# PROBLEM TO SOLVE
Using the records below, locate all lines containing "values" and return them.

# DATASET CONTENT
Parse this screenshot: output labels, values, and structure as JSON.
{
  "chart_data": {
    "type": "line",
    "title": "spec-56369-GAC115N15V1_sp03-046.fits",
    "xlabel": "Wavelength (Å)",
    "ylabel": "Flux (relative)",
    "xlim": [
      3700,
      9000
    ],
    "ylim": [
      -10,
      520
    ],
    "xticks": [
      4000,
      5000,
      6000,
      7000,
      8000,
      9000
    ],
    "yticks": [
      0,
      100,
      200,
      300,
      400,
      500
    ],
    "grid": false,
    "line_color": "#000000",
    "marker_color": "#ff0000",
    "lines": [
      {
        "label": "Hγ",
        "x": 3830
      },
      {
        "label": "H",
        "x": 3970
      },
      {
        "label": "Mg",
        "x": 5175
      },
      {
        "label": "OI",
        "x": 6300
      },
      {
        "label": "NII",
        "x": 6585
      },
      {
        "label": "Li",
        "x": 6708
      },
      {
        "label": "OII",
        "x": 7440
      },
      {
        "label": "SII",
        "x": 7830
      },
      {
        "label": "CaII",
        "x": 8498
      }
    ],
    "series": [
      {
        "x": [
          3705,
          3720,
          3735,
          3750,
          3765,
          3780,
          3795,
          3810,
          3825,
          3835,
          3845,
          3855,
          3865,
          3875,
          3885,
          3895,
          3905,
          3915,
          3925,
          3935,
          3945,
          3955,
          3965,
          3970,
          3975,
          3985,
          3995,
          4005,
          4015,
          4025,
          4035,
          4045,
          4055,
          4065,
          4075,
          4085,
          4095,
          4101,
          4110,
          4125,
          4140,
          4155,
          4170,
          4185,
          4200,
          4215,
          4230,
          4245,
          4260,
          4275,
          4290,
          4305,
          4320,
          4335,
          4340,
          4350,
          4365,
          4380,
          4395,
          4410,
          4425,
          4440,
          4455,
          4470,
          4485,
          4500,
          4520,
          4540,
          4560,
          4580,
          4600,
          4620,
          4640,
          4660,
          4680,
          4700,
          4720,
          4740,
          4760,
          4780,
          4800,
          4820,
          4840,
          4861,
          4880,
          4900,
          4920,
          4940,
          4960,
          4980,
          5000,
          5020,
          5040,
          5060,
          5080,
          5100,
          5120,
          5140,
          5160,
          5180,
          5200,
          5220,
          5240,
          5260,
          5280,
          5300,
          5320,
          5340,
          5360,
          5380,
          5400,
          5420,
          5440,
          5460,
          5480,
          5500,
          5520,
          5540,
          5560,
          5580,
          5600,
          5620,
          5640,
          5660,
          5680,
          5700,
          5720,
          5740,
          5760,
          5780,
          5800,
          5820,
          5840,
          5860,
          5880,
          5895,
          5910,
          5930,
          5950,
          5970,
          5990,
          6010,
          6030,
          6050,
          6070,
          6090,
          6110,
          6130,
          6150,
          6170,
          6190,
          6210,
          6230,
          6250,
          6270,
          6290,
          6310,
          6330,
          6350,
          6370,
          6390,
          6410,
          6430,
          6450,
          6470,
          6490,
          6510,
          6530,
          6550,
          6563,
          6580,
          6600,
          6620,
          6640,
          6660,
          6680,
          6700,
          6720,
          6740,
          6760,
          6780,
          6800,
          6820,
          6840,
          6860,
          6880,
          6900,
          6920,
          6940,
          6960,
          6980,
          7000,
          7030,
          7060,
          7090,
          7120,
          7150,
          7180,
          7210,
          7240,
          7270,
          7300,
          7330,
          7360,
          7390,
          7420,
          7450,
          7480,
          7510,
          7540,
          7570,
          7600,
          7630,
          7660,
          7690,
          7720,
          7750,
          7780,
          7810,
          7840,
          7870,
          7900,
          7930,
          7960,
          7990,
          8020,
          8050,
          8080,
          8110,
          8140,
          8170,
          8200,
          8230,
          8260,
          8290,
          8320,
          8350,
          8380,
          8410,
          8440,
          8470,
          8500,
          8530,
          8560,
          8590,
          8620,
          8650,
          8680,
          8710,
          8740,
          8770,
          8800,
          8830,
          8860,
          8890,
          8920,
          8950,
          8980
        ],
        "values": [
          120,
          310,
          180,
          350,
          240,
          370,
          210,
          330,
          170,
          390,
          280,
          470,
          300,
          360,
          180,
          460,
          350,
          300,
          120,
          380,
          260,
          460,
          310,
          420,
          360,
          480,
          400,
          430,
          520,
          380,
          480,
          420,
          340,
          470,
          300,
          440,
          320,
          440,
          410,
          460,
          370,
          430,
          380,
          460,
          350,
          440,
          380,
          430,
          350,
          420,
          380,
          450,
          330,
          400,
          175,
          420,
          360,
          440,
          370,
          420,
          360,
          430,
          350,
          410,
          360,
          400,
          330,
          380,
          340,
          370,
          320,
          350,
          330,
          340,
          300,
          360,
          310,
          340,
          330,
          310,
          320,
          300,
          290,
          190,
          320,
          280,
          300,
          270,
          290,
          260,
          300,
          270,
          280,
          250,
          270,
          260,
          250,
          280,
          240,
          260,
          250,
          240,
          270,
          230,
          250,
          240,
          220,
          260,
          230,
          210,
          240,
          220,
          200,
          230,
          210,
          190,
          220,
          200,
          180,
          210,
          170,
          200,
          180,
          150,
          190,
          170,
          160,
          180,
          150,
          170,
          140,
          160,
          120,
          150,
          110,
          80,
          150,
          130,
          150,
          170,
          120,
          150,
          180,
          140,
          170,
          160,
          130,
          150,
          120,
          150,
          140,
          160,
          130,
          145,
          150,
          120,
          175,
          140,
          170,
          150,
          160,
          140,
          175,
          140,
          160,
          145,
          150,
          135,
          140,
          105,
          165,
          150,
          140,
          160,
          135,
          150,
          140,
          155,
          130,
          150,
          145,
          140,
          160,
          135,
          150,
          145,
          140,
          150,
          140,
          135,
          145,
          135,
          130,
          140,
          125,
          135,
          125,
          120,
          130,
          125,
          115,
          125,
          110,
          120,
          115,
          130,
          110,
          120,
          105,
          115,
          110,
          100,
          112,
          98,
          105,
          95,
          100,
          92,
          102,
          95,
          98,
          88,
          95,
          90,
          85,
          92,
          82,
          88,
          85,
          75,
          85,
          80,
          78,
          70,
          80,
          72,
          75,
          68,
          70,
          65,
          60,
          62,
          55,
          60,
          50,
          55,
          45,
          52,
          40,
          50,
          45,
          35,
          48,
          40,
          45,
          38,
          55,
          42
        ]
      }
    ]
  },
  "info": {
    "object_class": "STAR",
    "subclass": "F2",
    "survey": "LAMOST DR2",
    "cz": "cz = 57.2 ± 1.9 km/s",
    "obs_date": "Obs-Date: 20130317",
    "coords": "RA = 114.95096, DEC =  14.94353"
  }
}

# WRITTEN ANSWER
Parse this screenshot: output labels, values, and structure as JSON.
        "values": [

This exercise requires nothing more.